The problem
Check each line of the material below, and copy it if it holds the string "haya".

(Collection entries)

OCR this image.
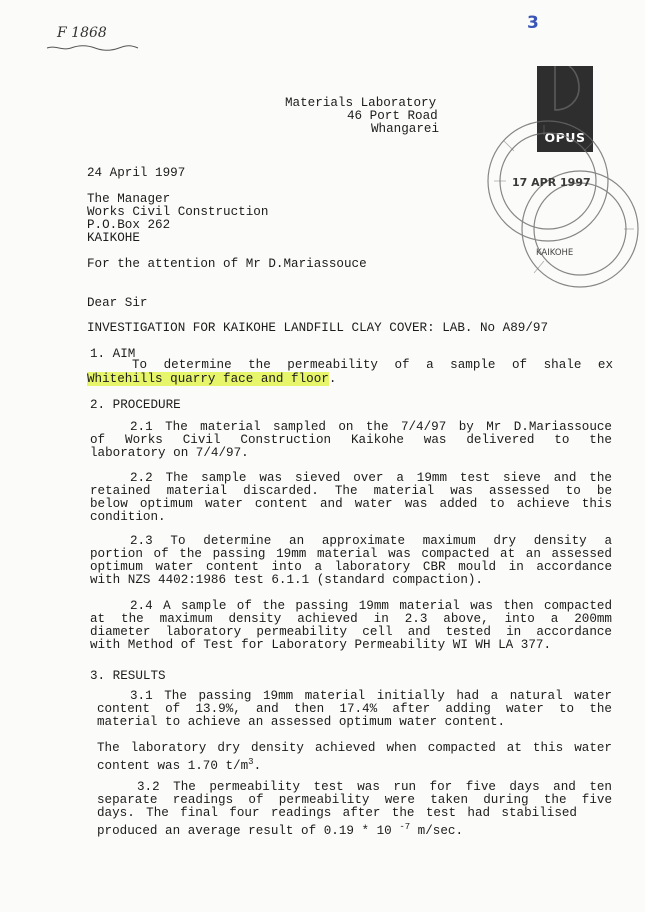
F 1868	3
OPUS
17 APR 1997
KAIKOHE
Materials Laboratory
46 Port Road
Whangarei
24 April 1997
The Manager
Works Civil Construction
P.O.Box 262
KAIKOHE
For the attention of Mr D.Mariassouce
Dear Sir
INVESTIGATION FOR KAIKOHE LANDFILL CLAY COVER: LAB. No A89/97
1. AIM
To determine the permeability of a sample of shale ex
Whitehills quarry face and floor.
2. PROCEDURE
2.1 The material sampled on the 7/4/97 by Mr D.Mariassouce
of Works Civil Construction Kaikohe was delivered to the
laboratory on 7/4/97.
2.2 The sample was sieved over a 19mm test sieve and the
retained material discarded. The material was assessed to be
below optimum water content and water was added to achieve this
condition.
2.3 To determine an approximate maximum dry density a
portion of the passing 19mm material was compacted at an assessed
optimum water content into a laboratory CBR mould in accordance
with NZS 4402:1986 test 6.1.1 (standard compaction).
2.4 A sample of the passing 19mm material was then compacted
at the maximum density achieved in 2.3 above, into a 200mm
diameter laboratory permeability cell and tested in accordance
with Method of Test for Laboratory Permeability WI WH LA 377.
3. RESULTS
3.1 The passing 19mm material initially had a natural water
content of 13.9%, and then 17.4% after adding water to the
material to achieve an assessed optimum water content.
The laboratory dry density achieved when compacted at this water
content was 1.70 $t/m^3$.
3.2 The permeability test was run for five days and ten
separate readings of permeability were taken during the five
days. The final four readings after the test had stabilised
produced an average result of 0.19 * 10 $^{-7}$ m/sec.
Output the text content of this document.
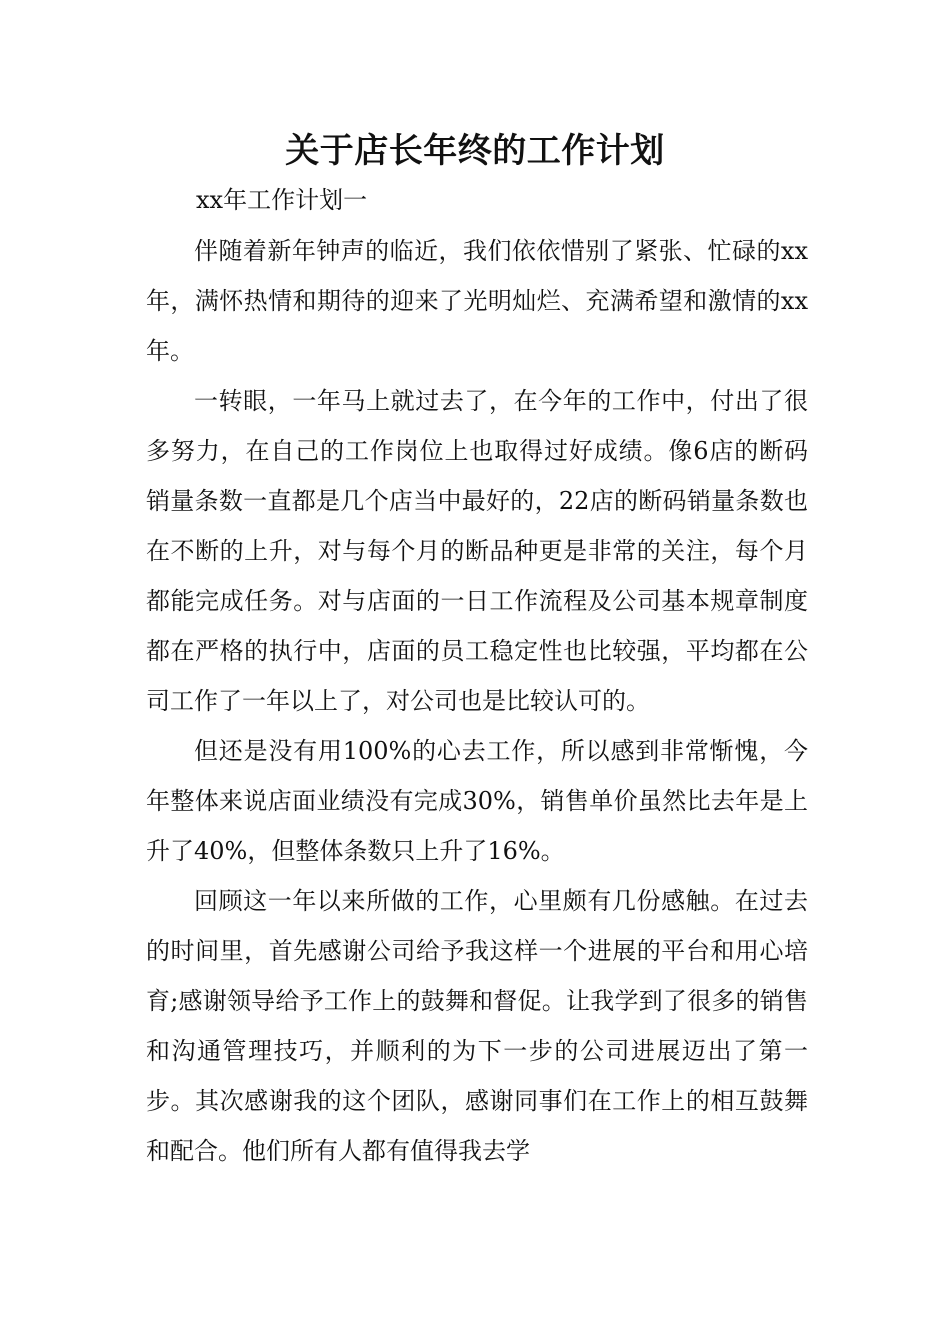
关于店长年终的工作计划
xx年工作计划一

伴随着新年钟声的临近，我们依依惜别了紧张、忙碌的xx年，满怀热情和期待的迎来了光明灿烂、充满希望和激情的xx年。

一转眼，一年马上就过去了，在今年的工作中，付出了很多努力，在自己的工作岗位上也取得过好成绩。像6店的断码销量条数一直都是几个店当中最好的，22店的断码销量条数也在不断的上升，对与每个月的断品种更是非常的关注，每个月都能完成任务。对与店面的一日工作流程及公司基本规章制度都在严格的执行中，店面的员工稳定性也比较强，平均都在公司工作了一年以上了，对公司也是比较认可的。

但还是没有用100%的心去工作，所以感到非常惭愧，今年整体来说店面业绩没有完成30%，销售单价虽然比去年是上升了40%，但整体条数只上升了16%。

回顾这一年以来所做的工作，心里颇有几份感触。在过去的时间里，首先感谢公司给予我这样一个进展的平台和用心培育;感谢领导给予工作上的鼓舞和督促。让我学到了很多的销售和沟通管理技巧，并顺利的为下一步的公司进展迈出了第一步。其次感谢我的这个团队，感谢同事们在工作上的相互鼓舞和配合。他们所有人都有值得我去学
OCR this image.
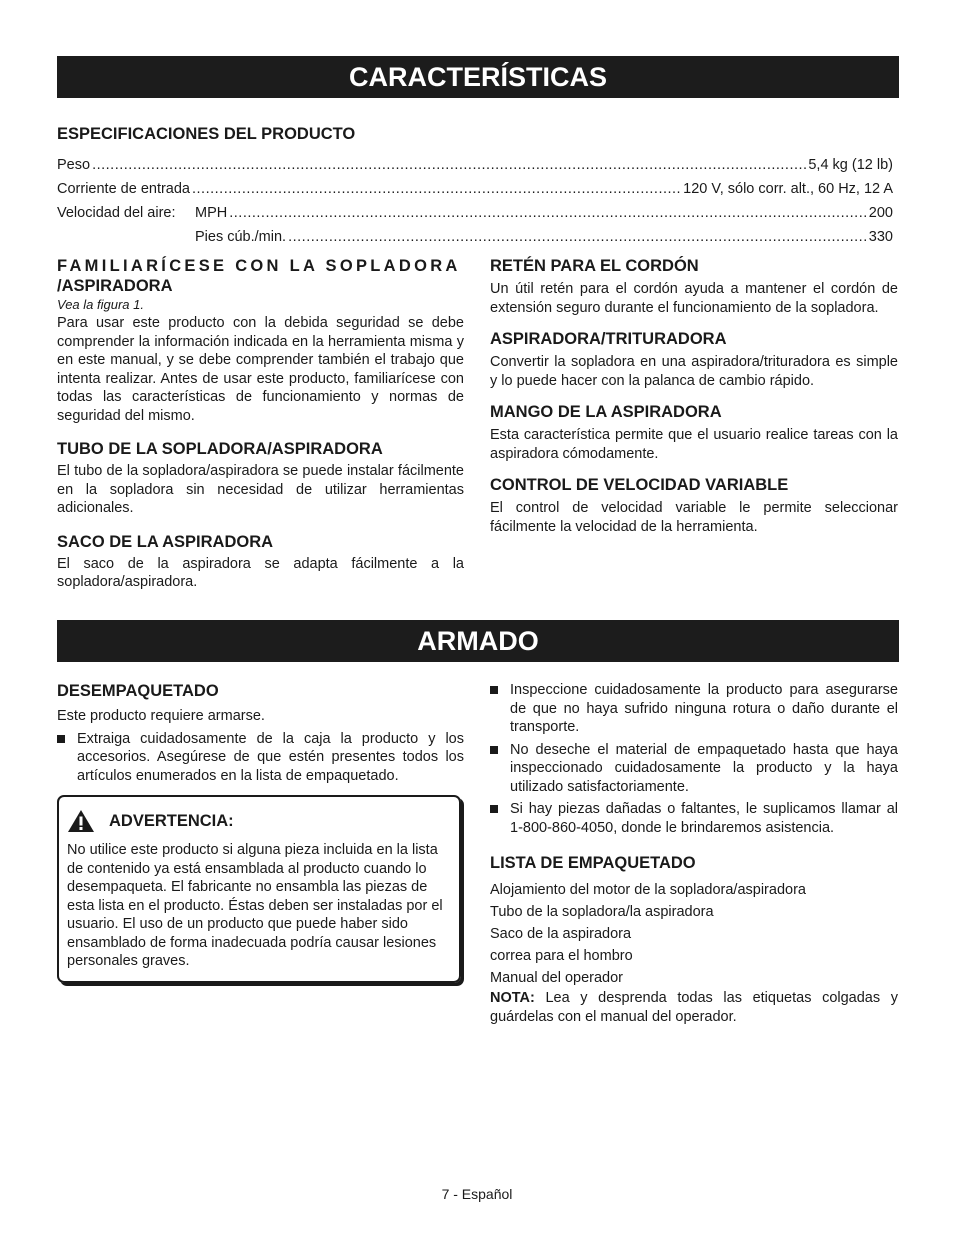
CARACTERÍSTICAS

ESPECIFICACIONES DEL PRODUCTO

Peso .....	5,4 kg (12 lb)
Corriente de entrada .....	120 V, sólo corr. alt., 60 Hz, 12 A
Velocidad del aire:	MPH .....	200
Pies cúb./min. .....	330

FAMILIARÍCESE CON LA SOPLADORA

/ASPIRADORA

Vea la figura 1.

Para usar este producto con la debida seguridad se debe comprender la información indicada en la herramienta misma y en este manual, y se debe comprender también el trabajo que intenta realizar. Antes de usar este producto, familiarícese con todas las características de funcionamiento y normas de seguridad del mismo.

TUBO DE LA SOPLADORA/ASPIRADORA

El tubo de la sopladora/aspiradora se puede instalar fácilmente en la sopladora sin necesidad de utilizar herramientas adicionales.

SACO DE LA ASPIRADORA

El saco de la aspiradora se adapta fácilmente a la sopladora/aspiradora.

RETÉN PARA EL CORDÓN

Un útil retén para el cordón ayuda a mantener el cordón de extensión seguro durante el funcionamiento de la sopladora.

ASPIRADORA/TRITURADORA

Convertir la sopladora en una aspiradora/trituradora es simple y lo puede hacer con la palanca de cambio rápido.

MANGO DE LA ASPIRADORA

Esta característica permite que el usuario realice tareas con la aspiradora cómodamente.

CONTROL DE VELOCIDAD VARIABLE

El control de velocidad variable le permite seleccionar fácilmente la velocidad de la herramienta.

ARMADO

DESEMPAQUETADO

Este producto requiere armarse.

Extraiga cuidadosamente de la caja la producto y los accesorios. Asegúrese de que estén presentes todos los artículos enumerados en la lista de empaquetado.
ADVERTENCIA:

No utilice este producto si alguna pieza incluida en la lista de contenido ya está ensamblada al producto cuando lo desempaqueta. El fabricante no ensambla las piezas de esta lista en el producto. Éstas deben ser instaladas por el usuario. El uso de un producto que puede haber sido ensamblado de forma inadecuada podría causar lesiones personales graves.

Inspeccione cuidadosamente la producto para asegurarse de que no haya sufrido ninguna rotura o daño durante el transporte.
No deseche el material de empaquetado hasta que haya inspeccionado cuidadosamente la producto y la haya utilizado satisfactoriamente.
Si hay piezas dañadas o faltantes, le suplicamos llamar al 1-800-860-4050, donde le brindaremos asistencia.

LISTA DE EMPAQUETADO

Alojamiento del motor de la sopladora/aspiradora

Tubo de la sopladora/la aspiradora

Saco de la aspiradora

correa para el hombro

Manual del operador

NOTA: Lea y desprenda todas las etiquetas colgadas y guárdelas con el manual del operador.

7 - Español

Task result
Inspeccione cuidadosamente la producto para asegurarse de que no haya sufrido ninguna rotura o daño durante el transporte.
No deseche el material de empaquetado hasta que haya inspeccionado cuidadosamente la producto y la haya utilizado satisfactoriamente.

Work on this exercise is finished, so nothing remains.